▶ STATED TASK:
Repeat each entry exactly and drop the pictures.

------------------------------------------------------------

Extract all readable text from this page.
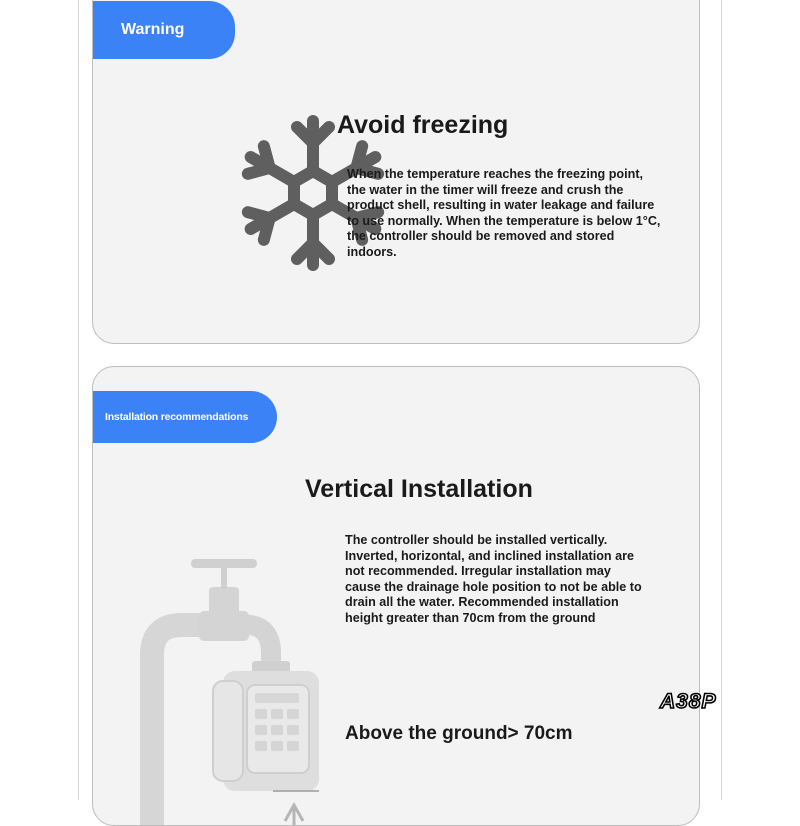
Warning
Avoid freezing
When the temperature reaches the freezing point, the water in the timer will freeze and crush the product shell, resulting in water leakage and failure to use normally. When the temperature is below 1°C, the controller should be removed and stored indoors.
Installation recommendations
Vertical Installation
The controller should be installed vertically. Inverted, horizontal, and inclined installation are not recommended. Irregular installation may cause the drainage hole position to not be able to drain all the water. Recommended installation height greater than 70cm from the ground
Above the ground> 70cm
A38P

------------------------------------------------------------

▶ CORRECT OUTPUT:
Extract all readable text from this page.
Warning
Avoid freezing
When the temperature reaches the freezing point, the water in the timer will freeze and crush the product shell, resulting in water leakage and failure to use normally. When the temperature is below 1°C, the controller should be removed and stored indoors.
Installation recommendations
Vertical Installation
The controller should be installed vertically. Inverted, horizontal, and inclined installation are not recommended. Irregular installation may cause the drainage hole position to not be able to drain all the water. Recommended installation height greater than 70cm from the ground
Above the ground> 70cm
A38P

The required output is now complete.